§ **Task details**: Type out the data exactly as given. Skip any image.

═══

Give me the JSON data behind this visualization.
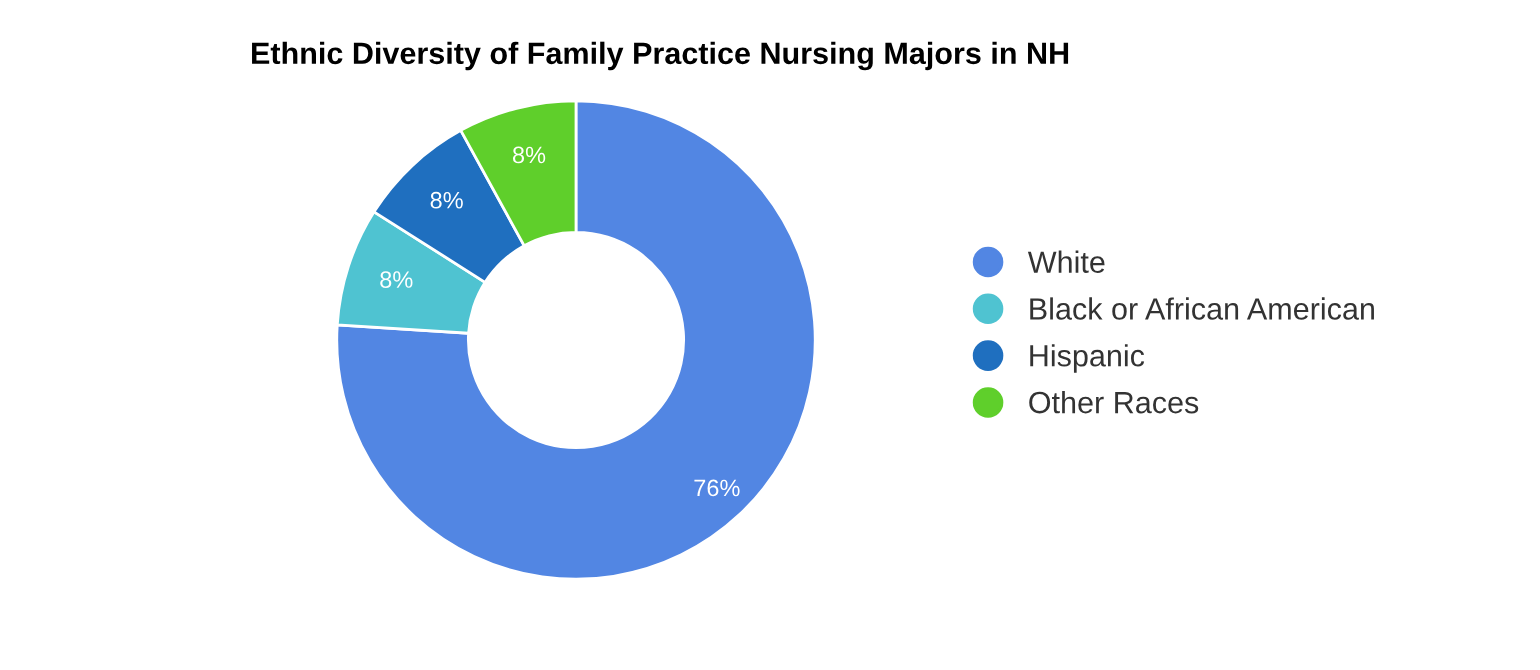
{
  "chart_data": {
    "type": "donut",
    "title": "Ethnic Diversity of Family Practice Nursing Majors in NH",
    "categories": [
      "White",
      "Black or African American",
      "Hispanic",
      "Other Races"
    ],
    "values": [
      76,
      8,
      8,
      8
    ],
    "colors": [
      "#5286e3",
      "#4fc3d1",
      "#1f6fbf",
      "#5fcf2b"
    ],
    "value_labels": [
      "76%",
      "8%",
      "8%",
      "8%"
    ],
    "legend": "right"
  }
}
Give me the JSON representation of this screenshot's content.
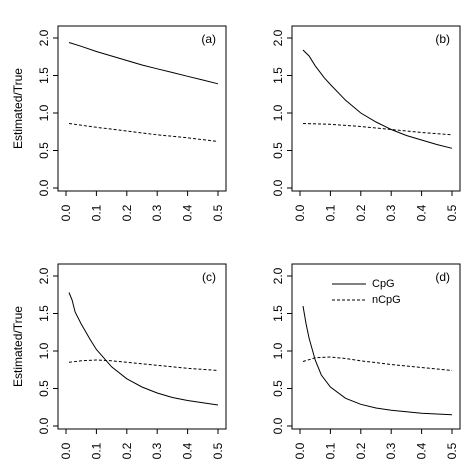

═══

§ **Complete output**:
Give me the JSON data behind this visualization.
{
  "chart_data": {
    "type": "donut",
    "title": "Ethnic Diversity of Family Practice Nursing Majors in NH",
    "categories": [
      "White",
      "Black or African American",
      "Hispanic",
      "Other Races"
    ],
    "values": [
      76,
      8,
      8,
      8
    ],
    "colors": [
      "#5286e3",
      "#4fc3d1",
      "#1f6fbf",
      "#5fcf2b"
    ],
    "value_labels": [
      "76%",
      "8%",
      "8%",
      "8%"
    ],
    "legend": "right"
  }
}
Give me the JSON representation of this screenshot's content.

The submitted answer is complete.